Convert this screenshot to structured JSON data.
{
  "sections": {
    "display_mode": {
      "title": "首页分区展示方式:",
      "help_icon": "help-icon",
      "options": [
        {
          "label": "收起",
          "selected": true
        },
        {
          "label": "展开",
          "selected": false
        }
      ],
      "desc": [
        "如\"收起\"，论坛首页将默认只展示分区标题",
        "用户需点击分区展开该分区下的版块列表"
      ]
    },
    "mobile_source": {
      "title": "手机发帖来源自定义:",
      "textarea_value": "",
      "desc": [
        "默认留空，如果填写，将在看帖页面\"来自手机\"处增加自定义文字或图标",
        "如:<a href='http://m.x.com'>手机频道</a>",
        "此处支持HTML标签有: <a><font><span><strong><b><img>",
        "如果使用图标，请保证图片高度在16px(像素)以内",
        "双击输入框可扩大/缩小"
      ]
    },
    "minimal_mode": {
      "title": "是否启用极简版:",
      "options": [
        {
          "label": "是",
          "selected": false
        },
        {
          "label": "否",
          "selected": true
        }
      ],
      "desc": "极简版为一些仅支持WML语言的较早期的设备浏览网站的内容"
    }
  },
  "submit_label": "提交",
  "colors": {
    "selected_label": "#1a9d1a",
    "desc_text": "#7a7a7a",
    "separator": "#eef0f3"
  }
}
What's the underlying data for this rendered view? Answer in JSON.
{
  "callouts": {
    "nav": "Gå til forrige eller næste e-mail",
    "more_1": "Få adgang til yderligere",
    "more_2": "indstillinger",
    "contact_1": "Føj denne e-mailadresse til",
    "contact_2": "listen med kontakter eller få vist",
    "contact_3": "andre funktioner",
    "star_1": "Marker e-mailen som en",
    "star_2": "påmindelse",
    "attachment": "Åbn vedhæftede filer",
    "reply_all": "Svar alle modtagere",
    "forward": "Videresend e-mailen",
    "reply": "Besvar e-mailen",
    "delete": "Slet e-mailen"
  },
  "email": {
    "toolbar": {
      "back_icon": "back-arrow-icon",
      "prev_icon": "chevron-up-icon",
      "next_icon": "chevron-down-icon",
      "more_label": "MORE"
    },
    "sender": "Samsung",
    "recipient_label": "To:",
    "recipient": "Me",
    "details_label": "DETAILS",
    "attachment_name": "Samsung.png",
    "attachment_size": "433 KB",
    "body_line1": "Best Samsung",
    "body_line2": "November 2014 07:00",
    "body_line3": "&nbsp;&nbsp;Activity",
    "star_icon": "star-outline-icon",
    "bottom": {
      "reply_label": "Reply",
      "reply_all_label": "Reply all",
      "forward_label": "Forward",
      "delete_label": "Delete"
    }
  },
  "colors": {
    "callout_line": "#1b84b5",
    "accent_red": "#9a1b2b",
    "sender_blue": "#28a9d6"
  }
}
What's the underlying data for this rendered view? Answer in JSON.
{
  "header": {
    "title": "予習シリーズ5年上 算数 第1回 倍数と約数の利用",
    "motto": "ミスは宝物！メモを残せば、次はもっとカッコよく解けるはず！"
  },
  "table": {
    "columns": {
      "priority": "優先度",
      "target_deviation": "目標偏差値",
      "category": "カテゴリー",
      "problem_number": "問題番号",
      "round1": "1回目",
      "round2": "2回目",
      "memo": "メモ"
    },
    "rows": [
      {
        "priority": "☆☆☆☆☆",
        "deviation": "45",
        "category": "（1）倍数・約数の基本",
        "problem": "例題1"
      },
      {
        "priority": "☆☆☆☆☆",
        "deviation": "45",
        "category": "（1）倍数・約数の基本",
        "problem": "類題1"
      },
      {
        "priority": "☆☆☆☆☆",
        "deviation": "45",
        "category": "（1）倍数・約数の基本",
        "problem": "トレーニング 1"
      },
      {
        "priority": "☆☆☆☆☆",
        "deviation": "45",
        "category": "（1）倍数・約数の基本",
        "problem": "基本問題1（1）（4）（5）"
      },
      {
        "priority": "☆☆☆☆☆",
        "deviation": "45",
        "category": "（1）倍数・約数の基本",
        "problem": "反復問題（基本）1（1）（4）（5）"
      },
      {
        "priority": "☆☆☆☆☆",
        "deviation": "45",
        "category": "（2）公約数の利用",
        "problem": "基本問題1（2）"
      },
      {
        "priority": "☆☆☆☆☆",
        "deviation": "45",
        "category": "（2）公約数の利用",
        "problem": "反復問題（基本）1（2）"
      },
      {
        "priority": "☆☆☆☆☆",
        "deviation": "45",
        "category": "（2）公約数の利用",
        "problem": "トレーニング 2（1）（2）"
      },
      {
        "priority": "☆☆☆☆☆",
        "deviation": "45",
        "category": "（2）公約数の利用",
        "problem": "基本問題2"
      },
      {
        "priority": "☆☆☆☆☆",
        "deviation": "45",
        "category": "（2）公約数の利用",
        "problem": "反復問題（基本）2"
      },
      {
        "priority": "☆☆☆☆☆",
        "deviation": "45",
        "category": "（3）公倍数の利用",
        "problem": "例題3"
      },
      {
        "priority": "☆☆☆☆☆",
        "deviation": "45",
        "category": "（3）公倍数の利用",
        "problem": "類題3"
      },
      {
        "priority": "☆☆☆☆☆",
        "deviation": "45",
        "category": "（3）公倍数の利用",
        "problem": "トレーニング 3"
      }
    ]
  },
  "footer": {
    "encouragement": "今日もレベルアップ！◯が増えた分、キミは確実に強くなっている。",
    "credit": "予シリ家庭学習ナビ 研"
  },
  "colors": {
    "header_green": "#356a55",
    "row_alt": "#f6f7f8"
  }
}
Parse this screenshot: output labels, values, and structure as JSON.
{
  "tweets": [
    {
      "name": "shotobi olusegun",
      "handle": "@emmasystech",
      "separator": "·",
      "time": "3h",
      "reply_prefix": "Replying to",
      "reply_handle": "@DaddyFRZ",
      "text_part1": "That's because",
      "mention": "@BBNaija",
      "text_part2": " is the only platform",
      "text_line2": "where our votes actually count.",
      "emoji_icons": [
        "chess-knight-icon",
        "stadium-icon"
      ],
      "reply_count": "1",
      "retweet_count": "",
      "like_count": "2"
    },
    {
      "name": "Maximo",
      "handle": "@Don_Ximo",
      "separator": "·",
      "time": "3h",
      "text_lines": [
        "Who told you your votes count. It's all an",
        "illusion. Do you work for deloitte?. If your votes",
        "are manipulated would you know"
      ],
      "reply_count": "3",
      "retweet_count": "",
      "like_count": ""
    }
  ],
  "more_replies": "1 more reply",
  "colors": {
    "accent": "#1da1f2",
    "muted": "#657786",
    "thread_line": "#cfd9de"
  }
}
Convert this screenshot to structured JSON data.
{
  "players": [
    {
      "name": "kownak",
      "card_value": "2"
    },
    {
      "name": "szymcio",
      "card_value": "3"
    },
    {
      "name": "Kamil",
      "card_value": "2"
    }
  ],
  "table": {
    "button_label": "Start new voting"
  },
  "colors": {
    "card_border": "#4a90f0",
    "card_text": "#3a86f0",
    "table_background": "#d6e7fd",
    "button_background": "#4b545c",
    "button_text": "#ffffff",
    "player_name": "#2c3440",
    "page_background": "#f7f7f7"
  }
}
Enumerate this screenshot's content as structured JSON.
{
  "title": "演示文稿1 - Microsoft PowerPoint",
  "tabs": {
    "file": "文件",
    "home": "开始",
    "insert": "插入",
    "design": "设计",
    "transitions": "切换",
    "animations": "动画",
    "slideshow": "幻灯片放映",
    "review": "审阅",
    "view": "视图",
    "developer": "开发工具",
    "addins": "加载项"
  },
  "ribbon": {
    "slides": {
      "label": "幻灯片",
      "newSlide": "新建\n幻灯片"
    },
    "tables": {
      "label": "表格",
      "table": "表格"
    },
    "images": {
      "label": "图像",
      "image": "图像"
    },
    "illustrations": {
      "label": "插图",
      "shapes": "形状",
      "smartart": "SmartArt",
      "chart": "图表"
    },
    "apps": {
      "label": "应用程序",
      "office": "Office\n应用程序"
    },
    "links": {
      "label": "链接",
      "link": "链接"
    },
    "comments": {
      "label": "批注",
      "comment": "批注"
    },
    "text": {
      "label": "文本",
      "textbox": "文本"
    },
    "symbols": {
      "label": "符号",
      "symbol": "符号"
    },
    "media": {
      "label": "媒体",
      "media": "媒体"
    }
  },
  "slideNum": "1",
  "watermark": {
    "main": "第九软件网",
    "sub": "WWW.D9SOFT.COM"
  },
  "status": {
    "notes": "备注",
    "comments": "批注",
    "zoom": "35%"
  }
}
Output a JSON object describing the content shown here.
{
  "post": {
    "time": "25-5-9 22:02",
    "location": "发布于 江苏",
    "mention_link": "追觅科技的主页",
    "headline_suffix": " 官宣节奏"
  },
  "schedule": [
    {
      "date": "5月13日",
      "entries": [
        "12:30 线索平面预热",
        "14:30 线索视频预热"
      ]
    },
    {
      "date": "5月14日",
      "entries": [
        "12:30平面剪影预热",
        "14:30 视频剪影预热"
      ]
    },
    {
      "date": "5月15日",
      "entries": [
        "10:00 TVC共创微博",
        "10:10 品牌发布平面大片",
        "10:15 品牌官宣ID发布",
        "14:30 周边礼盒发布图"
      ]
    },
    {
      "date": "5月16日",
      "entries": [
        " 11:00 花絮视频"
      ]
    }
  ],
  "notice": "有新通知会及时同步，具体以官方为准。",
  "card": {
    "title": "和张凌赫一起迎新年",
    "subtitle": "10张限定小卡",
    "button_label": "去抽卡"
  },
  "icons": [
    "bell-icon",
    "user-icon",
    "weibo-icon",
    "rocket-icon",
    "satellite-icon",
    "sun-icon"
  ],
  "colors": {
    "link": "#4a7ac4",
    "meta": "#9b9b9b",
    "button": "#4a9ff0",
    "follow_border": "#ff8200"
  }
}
────────
#### Request
Gather all lines from the records above in which "mailen" appears.

#### Correct answer
    "star_1": "Marker e-mailen som en",
    "forward": "Videresend e-mailen",
    "reply": "Besvar e-mailen",
    "delete": "Slet e-mailen"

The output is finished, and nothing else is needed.